---------- DATASET

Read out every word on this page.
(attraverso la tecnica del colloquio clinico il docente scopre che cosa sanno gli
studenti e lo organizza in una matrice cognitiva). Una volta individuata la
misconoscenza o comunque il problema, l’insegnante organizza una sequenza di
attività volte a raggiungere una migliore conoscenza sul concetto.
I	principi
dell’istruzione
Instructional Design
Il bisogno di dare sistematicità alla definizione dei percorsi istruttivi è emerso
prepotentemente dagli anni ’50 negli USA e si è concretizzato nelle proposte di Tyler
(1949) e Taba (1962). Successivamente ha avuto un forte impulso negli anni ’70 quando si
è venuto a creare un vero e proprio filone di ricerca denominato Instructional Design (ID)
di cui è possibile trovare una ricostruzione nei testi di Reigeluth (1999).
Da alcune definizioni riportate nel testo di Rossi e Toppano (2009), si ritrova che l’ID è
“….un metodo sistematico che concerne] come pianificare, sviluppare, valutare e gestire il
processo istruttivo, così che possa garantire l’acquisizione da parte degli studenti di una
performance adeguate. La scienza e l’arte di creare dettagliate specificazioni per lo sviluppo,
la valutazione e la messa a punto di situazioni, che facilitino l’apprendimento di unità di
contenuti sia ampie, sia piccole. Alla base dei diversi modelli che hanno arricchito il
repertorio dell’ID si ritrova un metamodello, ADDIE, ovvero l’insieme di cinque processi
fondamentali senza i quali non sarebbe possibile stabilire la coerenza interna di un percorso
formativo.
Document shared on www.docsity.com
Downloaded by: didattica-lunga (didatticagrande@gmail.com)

--------------------

__WORK TO DO__. Take the listing above and write it out again exactly.

__RESPONSE FOR THIS EXERCISE__.
Read out every word on this page.
(attraverso la tecnica del colloquio clinico il docente scopre che cosa sanno gli
studenti e lo organizza in una matrice cognitiva). Una volta individuata la
misconoscenza o comunque il problema, l’insegnante organizza una sequenza di
attività volte a raggiungere una migliore conoscenza sul concetto.
I	principi
dell’istruzione
Instructional Design
Il bisogno di dare sistematicità alla definizione dei percorsi istruttivi è emerso
prepotentemente dagli anni ’50 negli USA e si è concretizzato nelle proposte di Tyler
(1949) e Taba (1962). Successivamente ha avuto un forte impulso negli anni ’70 quando si
è venuto a creare un vero e proprio filone di ricerca denominato Instructional Design (ID)
di cui è possibile trovare una ricostruzione nei testi di Reigeluth (1999).
Da alcune definizioni riportate nel testo di Rossi e Toppano (2009), si ritrova che l’ID è
“….un metodo sistematico che concerne] come pianificare, sviluppare, valutare e gestire il
processo istruttivo, così che possa garantire l’acquisizione da parte degli studenti di una
performance adeguate. La scienza e l’arte di creare dettagliate specificazioni per lo sviluppo,
la valutazione e la messa a punto di situazioni, che facilitino l’apprendimento di unità di
contenuti sia ampie, sia piccole. Alla base dei diversi modelli che hanno arricchito il
repertorio dell’ID si ritrova un metamodello, ADDIE, ovvero l’insieme di cinque processi
fondamentali senza i quali non sarebbe possibile stabilire la coerenza interna di un percorso
formativo.
Document shared on www.docsity.com
Downloaded by: didattica-lunga (didatticagrande@gmail.com)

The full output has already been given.